Everything from the line containing "What's the underlying" through the final line of the records must be transcribed verbatim; nothing else belongs in the result.
*****
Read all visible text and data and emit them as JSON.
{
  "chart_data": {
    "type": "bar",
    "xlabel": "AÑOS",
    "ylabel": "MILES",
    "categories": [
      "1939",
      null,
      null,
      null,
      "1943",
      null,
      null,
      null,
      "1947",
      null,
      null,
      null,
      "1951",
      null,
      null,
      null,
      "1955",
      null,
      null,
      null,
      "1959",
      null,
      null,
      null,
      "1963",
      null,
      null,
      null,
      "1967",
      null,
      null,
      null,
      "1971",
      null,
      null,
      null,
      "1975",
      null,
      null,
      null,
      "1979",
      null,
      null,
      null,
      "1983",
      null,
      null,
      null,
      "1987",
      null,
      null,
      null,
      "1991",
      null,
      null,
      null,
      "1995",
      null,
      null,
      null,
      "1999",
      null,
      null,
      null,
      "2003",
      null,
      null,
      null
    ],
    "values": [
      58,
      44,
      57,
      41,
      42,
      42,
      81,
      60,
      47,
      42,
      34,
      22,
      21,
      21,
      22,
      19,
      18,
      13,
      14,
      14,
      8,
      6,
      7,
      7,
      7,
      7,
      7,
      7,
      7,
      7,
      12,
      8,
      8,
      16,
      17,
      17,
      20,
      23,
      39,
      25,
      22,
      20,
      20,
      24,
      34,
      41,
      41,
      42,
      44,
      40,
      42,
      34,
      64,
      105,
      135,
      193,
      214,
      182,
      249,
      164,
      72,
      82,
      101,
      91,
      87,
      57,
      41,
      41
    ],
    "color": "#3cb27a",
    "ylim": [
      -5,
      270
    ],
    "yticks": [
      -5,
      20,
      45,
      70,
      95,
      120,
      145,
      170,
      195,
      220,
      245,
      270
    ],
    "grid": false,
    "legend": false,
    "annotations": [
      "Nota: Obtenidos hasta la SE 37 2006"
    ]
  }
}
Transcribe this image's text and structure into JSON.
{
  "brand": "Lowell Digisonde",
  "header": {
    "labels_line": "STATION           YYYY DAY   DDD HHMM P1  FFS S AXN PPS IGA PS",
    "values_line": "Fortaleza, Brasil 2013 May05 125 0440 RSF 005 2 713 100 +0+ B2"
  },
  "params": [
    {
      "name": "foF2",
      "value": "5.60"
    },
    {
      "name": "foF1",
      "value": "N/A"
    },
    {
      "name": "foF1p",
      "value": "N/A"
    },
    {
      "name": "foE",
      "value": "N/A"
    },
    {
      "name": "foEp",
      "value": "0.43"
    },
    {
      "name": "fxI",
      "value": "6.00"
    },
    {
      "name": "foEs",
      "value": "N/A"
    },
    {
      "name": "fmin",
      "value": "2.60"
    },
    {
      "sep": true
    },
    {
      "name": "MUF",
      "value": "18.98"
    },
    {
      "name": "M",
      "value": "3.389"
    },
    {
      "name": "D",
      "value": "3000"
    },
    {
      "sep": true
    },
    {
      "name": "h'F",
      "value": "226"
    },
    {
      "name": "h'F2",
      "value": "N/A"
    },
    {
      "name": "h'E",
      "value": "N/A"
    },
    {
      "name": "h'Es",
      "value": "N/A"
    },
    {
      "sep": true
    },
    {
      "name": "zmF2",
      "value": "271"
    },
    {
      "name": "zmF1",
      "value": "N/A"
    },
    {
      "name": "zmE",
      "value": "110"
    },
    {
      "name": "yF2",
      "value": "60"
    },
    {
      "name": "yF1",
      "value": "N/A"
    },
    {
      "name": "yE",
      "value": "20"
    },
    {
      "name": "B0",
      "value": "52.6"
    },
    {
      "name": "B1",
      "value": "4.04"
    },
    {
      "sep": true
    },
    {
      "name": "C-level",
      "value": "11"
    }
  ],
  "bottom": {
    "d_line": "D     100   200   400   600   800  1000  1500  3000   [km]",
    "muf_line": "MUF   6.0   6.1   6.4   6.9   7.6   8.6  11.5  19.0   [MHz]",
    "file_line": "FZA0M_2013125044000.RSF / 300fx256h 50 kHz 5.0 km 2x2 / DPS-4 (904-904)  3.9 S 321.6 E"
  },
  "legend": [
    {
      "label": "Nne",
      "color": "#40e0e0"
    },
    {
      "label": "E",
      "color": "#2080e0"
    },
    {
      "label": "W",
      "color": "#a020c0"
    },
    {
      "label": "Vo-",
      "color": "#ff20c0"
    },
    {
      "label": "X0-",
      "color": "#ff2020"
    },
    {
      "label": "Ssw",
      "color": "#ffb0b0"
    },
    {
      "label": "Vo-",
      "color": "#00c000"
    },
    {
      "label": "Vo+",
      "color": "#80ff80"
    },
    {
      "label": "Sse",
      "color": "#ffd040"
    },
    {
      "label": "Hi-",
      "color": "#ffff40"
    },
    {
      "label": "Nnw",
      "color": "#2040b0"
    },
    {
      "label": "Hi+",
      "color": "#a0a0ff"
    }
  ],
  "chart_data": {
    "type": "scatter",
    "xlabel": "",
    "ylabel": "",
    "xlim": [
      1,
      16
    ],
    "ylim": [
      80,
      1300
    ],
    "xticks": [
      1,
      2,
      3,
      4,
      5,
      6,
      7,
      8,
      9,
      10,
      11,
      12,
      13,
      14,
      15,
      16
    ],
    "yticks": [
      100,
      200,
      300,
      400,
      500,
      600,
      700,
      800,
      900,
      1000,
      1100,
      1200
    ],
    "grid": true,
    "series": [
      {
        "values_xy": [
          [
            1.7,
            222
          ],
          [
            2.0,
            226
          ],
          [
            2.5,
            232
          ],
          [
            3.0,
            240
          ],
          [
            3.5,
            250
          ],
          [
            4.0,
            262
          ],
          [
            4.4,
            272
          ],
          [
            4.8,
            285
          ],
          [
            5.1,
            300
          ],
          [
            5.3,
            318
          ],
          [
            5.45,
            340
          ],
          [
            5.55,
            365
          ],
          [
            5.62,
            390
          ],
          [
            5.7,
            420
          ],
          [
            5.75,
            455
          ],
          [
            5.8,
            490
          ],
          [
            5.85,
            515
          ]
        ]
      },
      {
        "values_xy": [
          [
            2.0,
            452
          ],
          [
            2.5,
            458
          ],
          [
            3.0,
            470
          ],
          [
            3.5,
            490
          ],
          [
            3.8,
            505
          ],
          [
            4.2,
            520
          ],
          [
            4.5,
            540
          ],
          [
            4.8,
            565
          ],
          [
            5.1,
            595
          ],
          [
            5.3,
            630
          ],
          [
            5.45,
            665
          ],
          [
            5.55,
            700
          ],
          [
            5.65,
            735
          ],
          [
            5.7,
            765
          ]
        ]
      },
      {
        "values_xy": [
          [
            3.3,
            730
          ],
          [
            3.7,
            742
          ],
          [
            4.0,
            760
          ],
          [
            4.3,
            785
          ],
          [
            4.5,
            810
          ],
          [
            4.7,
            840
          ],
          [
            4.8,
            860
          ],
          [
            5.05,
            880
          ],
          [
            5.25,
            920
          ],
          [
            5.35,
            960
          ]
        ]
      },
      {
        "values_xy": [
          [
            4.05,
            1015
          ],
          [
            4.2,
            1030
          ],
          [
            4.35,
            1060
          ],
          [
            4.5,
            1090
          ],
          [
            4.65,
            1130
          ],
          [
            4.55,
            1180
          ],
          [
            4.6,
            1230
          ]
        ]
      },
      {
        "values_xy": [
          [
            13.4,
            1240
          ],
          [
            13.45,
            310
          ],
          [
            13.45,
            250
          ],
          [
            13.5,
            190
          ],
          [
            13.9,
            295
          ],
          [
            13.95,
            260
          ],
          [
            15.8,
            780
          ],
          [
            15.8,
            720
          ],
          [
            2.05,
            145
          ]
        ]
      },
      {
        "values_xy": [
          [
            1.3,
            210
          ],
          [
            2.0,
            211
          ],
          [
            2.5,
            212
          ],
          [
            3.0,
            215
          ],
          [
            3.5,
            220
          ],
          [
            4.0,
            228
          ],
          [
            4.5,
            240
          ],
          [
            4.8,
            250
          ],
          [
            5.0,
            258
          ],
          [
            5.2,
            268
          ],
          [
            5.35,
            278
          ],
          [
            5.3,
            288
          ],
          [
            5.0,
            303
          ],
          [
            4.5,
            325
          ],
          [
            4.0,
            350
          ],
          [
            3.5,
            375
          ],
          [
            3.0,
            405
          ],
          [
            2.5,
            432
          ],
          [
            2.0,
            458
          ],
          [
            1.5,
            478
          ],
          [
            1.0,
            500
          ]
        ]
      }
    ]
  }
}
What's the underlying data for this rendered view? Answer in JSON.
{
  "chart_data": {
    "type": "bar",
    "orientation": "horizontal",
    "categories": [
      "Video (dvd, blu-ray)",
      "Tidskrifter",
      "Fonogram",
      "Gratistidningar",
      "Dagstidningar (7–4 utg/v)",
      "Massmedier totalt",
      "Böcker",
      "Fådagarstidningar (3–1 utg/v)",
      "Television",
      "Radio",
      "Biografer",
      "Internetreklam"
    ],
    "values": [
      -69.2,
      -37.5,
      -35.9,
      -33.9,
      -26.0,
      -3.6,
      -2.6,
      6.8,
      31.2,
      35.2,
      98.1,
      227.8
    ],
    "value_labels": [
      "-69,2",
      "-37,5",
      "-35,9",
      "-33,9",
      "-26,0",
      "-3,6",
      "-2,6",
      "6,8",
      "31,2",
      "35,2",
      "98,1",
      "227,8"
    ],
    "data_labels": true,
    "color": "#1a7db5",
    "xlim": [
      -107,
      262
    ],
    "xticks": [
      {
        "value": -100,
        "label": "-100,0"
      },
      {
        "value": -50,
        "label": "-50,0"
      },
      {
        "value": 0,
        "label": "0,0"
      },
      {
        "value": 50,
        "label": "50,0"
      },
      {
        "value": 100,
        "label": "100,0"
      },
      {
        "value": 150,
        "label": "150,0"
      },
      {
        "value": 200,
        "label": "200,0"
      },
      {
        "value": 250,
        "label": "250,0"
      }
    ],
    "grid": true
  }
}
*****
**ANSWER TO THE TASK**
What's the underlying data for this rendered view? Answer in JSON.
{
  "chart_data": {
    "type": "bar",
    "orientation": "horizontal",
    "categories": [
      "Video (dvd, blu-ray)",
      "Tidskrifter",
      "Fonogram",
      "Gratistidningar",
      "Dagstidningar (7–4 utg/v)",
      "Massmedier totalt",
      "Böcker",
      "Fådagarstidningar (3–1 utg/v)",
      "Television",
      "Radio",
      "Biografer",
      "Internetreklam"
    ],
    "values": [
      -69.2,
      -37.5,
      -35.9,
      -33.9,
      -26.0,
      -3.6,
      -2.6,
      6.8,
      31.2,
      35.2,
      98.1,
      227.8
    ],
    "value_labels": [
      "-69,2",
      "-37,5",
      "-35,9",
      "-33,9",
      "-26,0",
      "-3,6",
      "-2,6",
      "6,8",
      "31,2",
      "35,2",
      "98,1",
      "227,8"
    ],
    "data_labels": true,
    "color": "#1a7db5",
    "xlim": [
      -107,
      262
    ],
    "xticks": [
      {
        "value": -100,
        "label": "-100,0"
      },
      {
        "value": -50,
        "label": "-50,0"
      },
      {
        "value": 0,
        "label": "0,0"
      },
      {
        "value": 50,
        "label": "50,0"
      },
      {
        "value": 100,
        "label": "100,0"
      },
      {
        "value": 150,
        "label": "150,0"
      },
      {
        "value": 200,
        "label": "200,0"
      },
      {
        "value": 250,
        "label": "250,0"
      }
    ],
    "grid": true
  }
}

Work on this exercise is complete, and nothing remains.